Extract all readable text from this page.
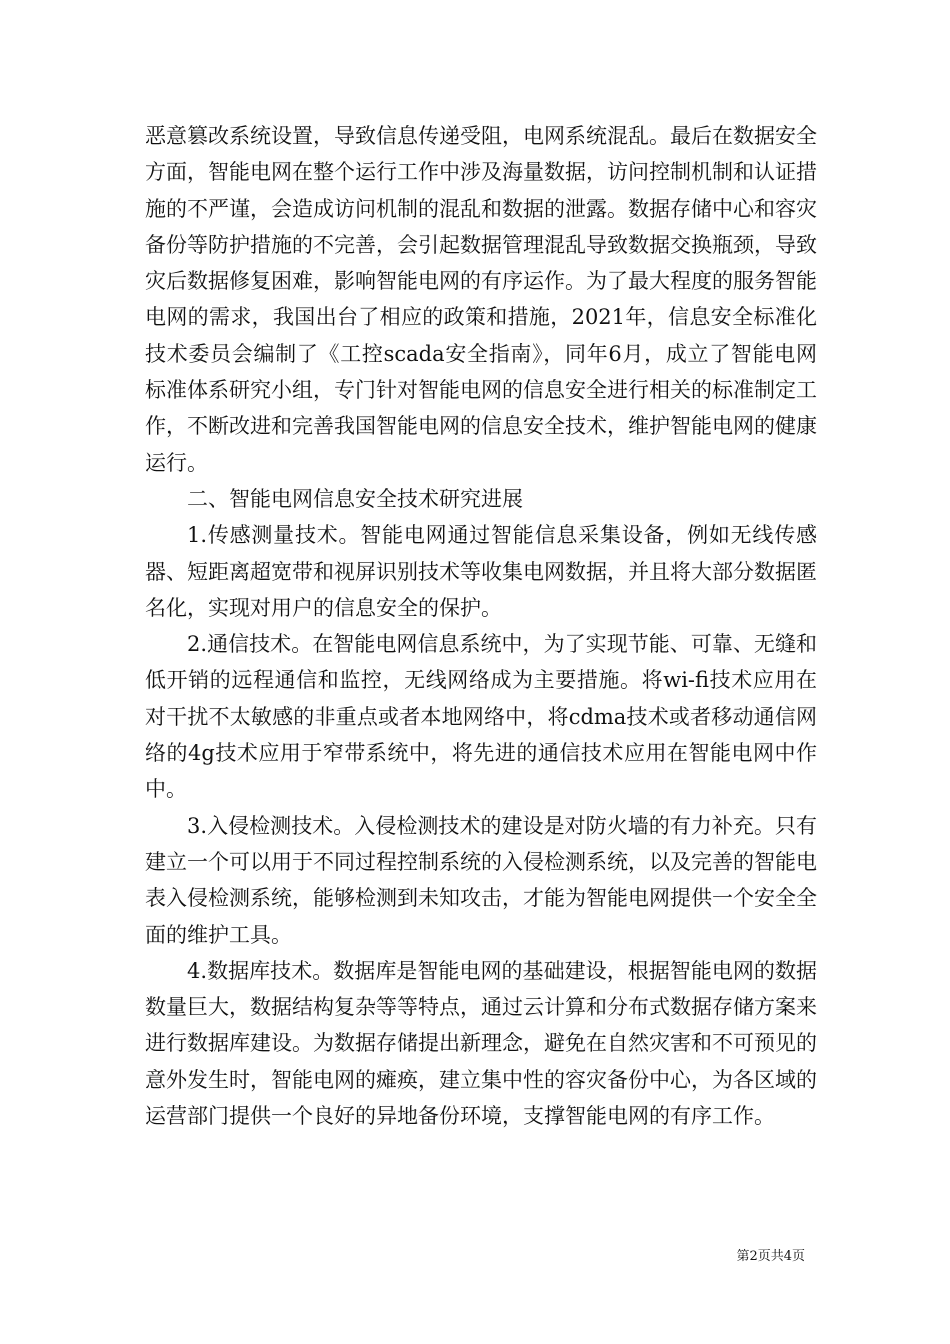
恶意篡改系统设置，导致信息传递受阻，电网系统混乱。最后在数据安全方面，智能电网在整个运行工作中涉及海量数据，访问控制机制和认证措施的不严谨，会造成访问机制的混乱和数据的泄露。数据存储中心和容灾备份等防护措施的不完善，会引起数据管理混乱导致数据交换瓶颈，导致灾后数据修复困难，影响智能电网的有序运作。为了最大程度的服务智能电网的需求，我国出台了相应的政策和措施，2021年，信息安全标准化技术委员会编制了《工控scada安全指南》，同年6月，成立了智能电网标准体系研究小组，专门针对智能电网的信息安全进行相关的标准制定工作，不断改进和完善我国智能电网的信息安全技术，维护智能电网的健康运行。

二、智能电网信息安全技术研究进展

1.传感测量技术。智能电网通过智能信息采集设备，例如无线传感器、短距离超宽带和视屏识别技术等收集电网数据，并且将大部分数据匿名化，实现对用户的信息安全的保护。

2.通信技术。在智能电网信息系统中，为了实现节能、可靠、无缝和低开销的远程通信和监控，无线网络成为主要措施。将wi-fi技术应用在对干扰不太敏感的非重点或者本地网络中，将cdma技术或者移动通信网络的4g技术应用于窄带系统中，将先进的通信技术应用在智能电网中作中。

3.入侵检测技术。入侵检测技术的建设是对防火墙的有力补充。只有建立一个可以用于不同过程控制系统的入侵检测系统，以及完善的智能电表入侵检测系统，能够检测到未知攻击，才能为智能电网提供一个安全全面的维护工具。

4.数据库技术。数据库是智能电网的基础建设，根据智能电网的数据数量巨大，数据结构复杂等等特点，通过云计算和分布式数据存储方案来进行数据库建设。为数据存储提出新理念，避免在自然灾害和不可预见的意外发生时，智能电网的瘫痪，建立集中性的容灾备份中心，为各区域的运营部门提供一个良好的异地备份环境，支撑智能电网的有序工作。

第2页共4页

* [To do]
Set each line of the records down exactly, leaving every picture out.

* [Result of this exercise]
Extract all readable text from this page.
恶意篡改系统设置，导致信息传递受阻，电网系统混乱。最后在数据安全方面，智能电网在整个运行工作中涉及海量数据，访问控制机制和认证措施的不严谨，会造成访问机制的混乱和数据的泄露。数据存储中心和容灾备份等防护措施的不完善，会引起数据管理混乱导致数据交换瓶颈，导致灾后数据修复困难，影响智能电网的有序运作。为了最大程度的服务智能电网的需求，我国出台了相应的政策和措施，2021年，信息安全标准化技术委员会编制了《工控scada安全指南》，同年6月，成立了智能电网标准体系研究小组，专门针对智能电网的信息安全进行相关的标准制定工作，不断改进和完善我国智能电网的信息安全技术，维护智能电网的健康运行。

二、智能电网信息安全技术研究进展

1.传感测量技术。智能电网通过智能信息采集设备，例如无线传感器、短距离超宽带和视屏识别技术等收集电网数据，并且将大部分数据匿名化，实现对用户的信息安全的保护。

2.通信技术。在智能电网信息系统中，为了实现节能、可靠、无缝和低开销的远程通信和监控，无线网络成为主要措施。将wi-fi技术应用在对干扰不太敏感的非重点或者本地网络中，将cdma技术或者移动通信网络的4g技术应用于窄带系统中，将先进的通信技术应用在智能电网中作中。

3.入侵检测技术。入侵检测技术的建设是对防火墙的有力补充。只有建立一个可以用于不同过程控制系统的入侵检测系统，以及完善的智能电表入侵检测系统，能够检测到未知攻击，才能为智能电网提供一个安全全面的维护工具。

4.数据库技术。数据库是智能电网的基础建设，根据智能电网的数据数量巨大，数据结构复杂等等特点，通过云计算和分布式数据存储方案来进行数据库建设。为数据存储提出新理念，避免在自然灾害和不可预见的意外发生时，智能电网的瘫痪，建立集中性的容灾备份中心，为各区域的运营部门提供一个良好的异地备份环境，支撑智能电网的有序工作。

第2页共4页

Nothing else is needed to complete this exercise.